▶ **Exercise set**:
A. Please echo the passage on Albert Hammond word for word, starting at "Few pop songwriters" and ending at "on two CDs.".
B. Duplicate the lines of the records verbatim, starting at the line containing "bar-75 xyxy=(389,638,403,729)" and ending at the line containing "bar-85 xyxy=(447,728,462,820)".

------ Passage provided ------

Few pop songwriters have proven as adaptable as Albert Hammond.  His string of hits dates from the 1960s straight through the 1990s, and his durable compositions continue to be recorded today.  Yet one chapter of the Hammond legacy has never been properly anthologized until now: his tenure with the British pop group The Family Dogg.  Cherry Red’s RPM label has just delivered A Way of Life: Anthology 1967-1976, named for the band’s U.K. Top 10 hit and including all of the band’s recordings on two CDs.

The London-born, Gibraltar-raised Albert Hammond had recorded in the late 1950s as a member of The Diamond Boys, but came into his own in the 1970s scoring numerous successes as a songwriter with partner Mike Hazlewood (The Hollies’ “The Air That I Breathe,” The Pipkins’ “Gimme Dat Ding,” The Fortunes’ “Freedom Come, Freedom Go”) even as he was carving out a successful solo career with the U.S. Top 5 single “It Never Rains in Southern California.”  Throughout the seventies, Hammond turned out more hits with Hal David (the AC chart-topper “99 Miles from L.A.”), John Bettis and Richard Carpenter (The Carpenters’ Top 25 single “I Need to Be in Love”) and Carole Bayer Sager (Leo Sayer’s “When I Need You,” a No. 1 on both sides of the Atlantic).  Entering the eighties, he began a partnership with Diane Warren for such era-defining power ballads as Starship’s “Nothing’s Gonna Stop Us Now” (No. 1 U.S. & U.K., 1987) and Chicago’s “I Don’t Wanna Live Without Your Love” (No. 3 U.S., 1988) reteamed with David for Julio Iglesias and Willie Nelson’s “To All the Girls I’ve Loved Before” (No. 5 U.S., 1984) and Bettis for Whitney Houston’s “One Moment in Time” (No. 1 U.K., No. 5 U.S., 1988).  Hammond has also turned out hits for Aretha Franklin, Tina Turner, Diana Ross and even Ace of Base, not to mention fathering Albert Hammond, Jr. of The Strokes.  The roots of this success, however, can be traced to his brief time with Mike Hazlewood and Steve Rowland in The Family Dogg.

------ The records ------

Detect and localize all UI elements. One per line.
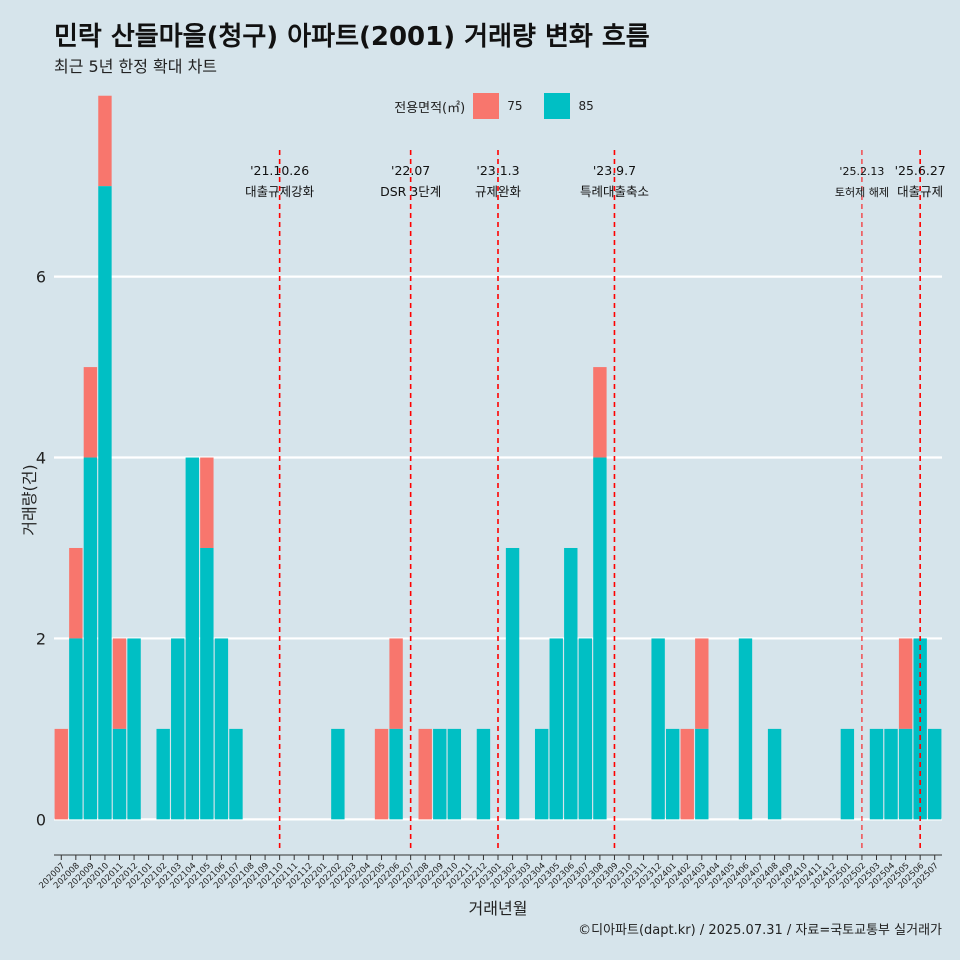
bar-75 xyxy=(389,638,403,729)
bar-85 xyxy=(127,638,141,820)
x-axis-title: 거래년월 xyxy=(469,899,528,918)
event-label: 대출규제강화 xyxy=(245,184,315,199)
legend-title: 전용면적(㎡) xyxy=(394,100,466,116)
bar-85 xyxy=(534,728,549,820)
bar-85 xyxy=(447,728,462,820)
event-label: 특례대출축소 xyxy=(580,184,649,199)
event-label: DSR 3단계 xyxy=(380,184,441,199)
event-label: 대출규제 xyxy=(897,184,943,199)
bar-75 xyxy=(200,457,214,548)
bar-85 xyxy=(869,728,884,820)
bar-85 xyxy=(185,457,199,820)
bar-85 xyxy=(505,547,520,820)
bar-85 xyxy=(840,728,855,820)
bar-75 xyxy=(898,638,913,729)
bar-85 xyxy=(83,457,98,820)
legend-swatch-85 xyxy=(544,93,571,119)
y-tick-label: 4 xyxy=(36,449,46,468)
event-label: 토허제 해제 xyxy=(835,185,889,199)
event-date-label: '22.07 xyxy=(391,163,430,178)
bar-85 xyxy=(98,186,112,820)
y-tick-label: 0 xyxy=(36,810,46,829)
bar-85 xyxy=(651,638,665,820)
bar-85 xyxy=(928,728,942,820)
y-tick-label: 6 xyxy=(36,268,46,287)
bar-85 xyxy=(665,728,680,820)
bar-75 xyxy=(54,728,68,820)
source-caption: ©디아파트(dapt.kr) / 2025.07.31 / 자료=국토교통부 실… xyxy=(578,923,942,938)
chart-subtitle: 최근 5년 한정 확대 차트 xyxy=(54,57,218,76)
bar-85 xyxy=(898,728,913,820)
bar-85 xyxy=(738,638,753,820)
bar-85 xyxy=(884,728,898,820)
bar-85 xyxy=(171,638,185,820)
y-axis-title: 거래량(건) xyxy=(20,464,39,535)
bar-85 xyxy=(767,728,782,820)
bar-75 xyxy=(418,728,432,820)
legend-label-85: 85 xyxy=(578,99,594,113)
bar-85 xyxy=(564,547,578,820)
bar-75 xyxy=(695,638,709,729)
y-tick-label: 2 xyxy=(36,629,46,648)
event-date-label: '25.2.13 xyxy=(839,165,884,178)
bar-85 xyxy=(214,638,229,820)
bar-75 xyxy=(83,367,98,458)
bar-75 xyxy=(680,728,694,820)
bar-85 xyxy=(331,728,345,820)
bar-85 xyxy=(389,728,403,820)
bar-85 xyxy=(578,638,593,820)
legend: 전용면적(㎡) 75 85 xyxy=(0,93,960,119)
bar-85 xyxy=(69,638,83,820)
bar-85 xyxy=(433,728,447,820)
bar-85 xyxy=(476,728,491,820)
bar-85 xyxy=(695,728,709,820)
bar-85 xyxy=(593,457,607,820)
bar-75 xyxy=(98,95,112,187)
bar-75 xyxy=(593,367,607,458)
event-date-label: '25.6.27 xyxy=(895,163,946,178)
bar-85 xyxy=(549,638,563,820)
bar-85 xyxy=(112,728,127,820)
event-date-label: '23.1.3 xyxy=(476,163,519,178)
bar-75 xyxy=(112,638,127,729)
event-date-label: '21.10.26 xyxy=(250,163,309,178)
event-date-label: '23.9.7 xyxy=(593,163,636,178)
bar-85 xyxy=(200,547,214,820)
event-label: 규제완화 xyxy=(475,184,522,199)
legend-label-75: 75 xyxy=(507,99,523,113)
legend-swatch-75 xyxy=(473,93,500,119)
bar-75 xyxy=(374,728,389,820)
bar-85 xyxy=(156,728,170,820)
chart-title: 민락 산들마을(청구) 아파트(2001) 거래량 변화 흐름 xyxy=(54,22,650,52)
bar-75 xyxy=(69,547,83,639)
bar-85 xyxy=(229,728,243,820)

------

▶ **Task-by-task answers**:
A.
Few pop songwriters have proven as adaptable as Albert Hammond.  His string of hits dates from the 1960s straight through the 1990s, and his durable compositions continue to be recorded today.  Yet one chapter of the Hammond legacy has never been properly anthologized until now: his tenure with the British pop group The Family Dogg.  Cherry Red’s RPM label has just delivered A Way of Life: Anthology 1967-1976, named for the band’s U.K. Top 10 hit and including all of the band’s recordings on two CDs.

B.
bar-75 xyxy=(389,638,403,729)
bar-85 xyxy=(127,638,141,820)
x-axis-title: 거래년월 xyxy=(469,899,528,918)
event-label: 대출규제강화 xyxy=(245,184,315,199)
legend-title: 전용면적(㎡) xyxy=(394,100,466,116)
bar-85 xyxy=(534,728,549,820)
bar-85 xyxy=(447,728,462,820)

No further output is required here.